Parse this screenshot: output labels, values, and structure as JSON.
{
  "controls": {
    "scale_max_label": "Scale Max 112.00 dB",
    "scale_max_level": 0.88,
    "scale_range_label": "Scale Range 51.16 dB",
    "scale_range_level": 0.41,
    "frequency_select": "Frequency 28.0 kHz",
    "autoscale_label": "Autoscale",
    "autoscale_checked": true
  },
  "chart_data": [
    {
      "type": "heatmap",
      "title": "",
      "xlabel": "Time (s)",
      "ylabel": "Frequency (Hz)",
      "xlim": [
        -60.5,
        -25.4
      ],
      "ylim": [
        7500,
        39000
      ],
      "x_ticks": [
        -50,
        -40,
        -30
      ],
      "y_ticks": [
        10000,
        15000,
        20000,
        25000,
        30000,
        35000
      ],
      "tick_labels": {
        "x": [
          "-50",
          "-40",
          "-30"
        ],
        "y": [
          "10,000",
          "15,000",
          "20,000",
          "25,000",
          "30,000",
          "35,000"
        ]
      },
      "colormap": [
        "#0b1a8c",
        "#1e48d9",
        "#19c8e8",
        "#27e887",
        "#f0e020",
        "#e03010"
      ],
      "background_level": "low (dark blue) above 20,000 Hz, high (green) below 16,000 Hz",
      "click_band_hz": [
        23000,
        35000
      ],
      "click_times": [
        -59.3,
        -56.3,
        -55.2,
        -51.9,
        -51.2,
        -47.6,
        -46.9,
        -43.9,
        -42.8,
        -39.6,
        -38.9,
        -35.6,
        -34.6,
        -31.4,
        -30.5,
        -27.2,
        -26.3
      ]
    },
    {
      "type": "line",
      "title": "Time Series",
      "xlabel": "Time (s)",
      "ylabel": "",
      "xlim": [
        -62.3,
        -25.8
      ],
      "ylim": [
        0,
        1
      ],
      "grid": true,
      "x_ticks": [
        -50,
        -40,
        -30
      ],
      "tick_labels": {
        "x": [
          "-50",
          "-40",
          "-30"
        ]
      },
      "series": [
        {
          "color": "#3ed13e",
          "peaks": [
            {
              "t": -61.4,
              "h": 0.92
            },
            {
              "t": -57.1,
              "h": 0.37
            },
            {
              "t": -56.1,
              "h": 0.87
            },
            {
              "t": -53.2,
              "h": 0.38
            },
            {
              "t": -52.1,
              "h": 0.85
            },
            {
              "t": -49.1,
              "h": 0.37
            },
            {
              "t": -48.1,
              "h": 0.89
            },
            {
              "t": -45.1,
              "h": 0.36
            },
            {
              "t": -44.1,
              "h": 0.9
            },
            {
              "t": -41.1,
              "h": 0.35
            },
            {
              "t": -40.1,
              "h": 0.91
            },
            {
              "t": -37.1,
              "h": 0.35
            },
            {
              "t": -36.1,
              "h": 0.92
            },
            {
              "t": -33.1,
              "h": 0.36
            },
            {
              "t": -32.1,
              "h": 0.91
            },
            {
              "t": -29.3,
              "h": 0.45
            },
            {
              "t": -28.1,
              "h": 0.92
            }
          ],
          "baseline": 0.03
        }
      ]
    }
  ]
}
________________________
• Instruction
Print all of the entries again, exactly as written.

• The completed task
Parse this screenshot: output labels, values, and structure as JSON.
{
  "controls": {
    "scale_max_label": "Scale Max 112.00 dB",
    "scale_max_level": 0.88,
    "scale_range_label": "Scale Range 51.16 dB",
    "scale_range_level": 0.41,
    "frequency_select": "Frequency 28.0 kHz",
    "autoscale_label": "Autoscale",
    "autoscale_checked": true
  },
  "chart_data": [
    {
      "type": "heatmap",
      "title": "",
      "xlabel": "Time (s)",
      "ylabel": "Frequency (Hz)",
      "xlim": [
        -60.5,
        -25.4
      ],
      "ylim": [
        7500,
        39000
      ],
      "x_ticks": [
        -50,
        -40,
        -30
      ],
      "y_ticks": [
        10000,
        15000,
        20000,
        25000,
        30000,
        35000
      ],
      "tick_labels": {
        "x": [
          "-50",
          "-40",
          "-30"
        ],
        "y": [
          "10,000",
          "15,000",
          "20,000",
          "25,000",
          "30,000",
          "35,000"
        ]
      },
      "colormap": [
        "#0b1a8c",
        "#1e48d9",
        "#19c8e8",
        "#27e887",
        "#f0e020",
        "#e03010"
      ],
      "background_level": "low (dark blue) above 20,000 Hz, high (green) below 16,000 Hz",
      "click_band_hz": [
        23000,
        35000
      ],
      "click_times": [
        -59.3,
        -56.3,
        -55.2,
        -51.9,
        -51.2,
        -47.6,
        -46.9,
        -43.9,
        -42.8,
        -39.6,
        -38.9,
        -35.6,
        -34.6,
        -31.4,
        -30.5,
        -27.2,
        -26.3
      ]
    },
    {
      "type": "line",
      "title": "Time Series",
      "xlabel": "Time (s)",
      "ylabel": "",
      "xlim": [
        -62.3,
        -25.8
      ],
      "ylim": [
        0,
        1
      ],
      "grid": true,
      "x_ticks": [
        -50,
        -40,
        -30
      ],
      "tick_labels": {
        "x": [
          "-50",
          "-40",
          "-30"
        ]
      },
      "series": [
        {
          "color": "#3ed13e",
          "peaks": [
            {
              "t": -61.4,
              "h": 0.92
            },
            {
              "t": -57.1,
              "h": 0.37
            },
            {
              "t": -56.1,
              "h": 0.87
            },
            {
              "t": -53.2,
              "h": 0.38
            },
            {
              "t": -52.1,
              "h": 0.85
            },
            {
              "t": -49.1,
              "h": 0.37
            },
            {
              "t": -48.1,
              "h": 0.89
            },
            {
              "t": -45.1,
              "h": 0.36
            },
            {
              "t": -44.1,
              "h": 0.9
            },
            {
              "t": -41.1,
              "h": 0.35
            },
            {
              "t": -40.1,
              "h": 0.91
            },
            {
              "t": -37.1,
              "h": 0.35
            },
            {
              "t": -36.1,
              "h": 0.92
            },
            {
              "t": -33.1,
              "h": 0.36
            },
            {
              "t": -32.1,
              "h": 0.91
            },
            {
              "t": -29.3,
              "h": 0.45
            },
            {
              "t": -28.1,
              "h": 0.92
            }
          ],
          "baseline": 0.03
        }
      ]
    }
  ]
}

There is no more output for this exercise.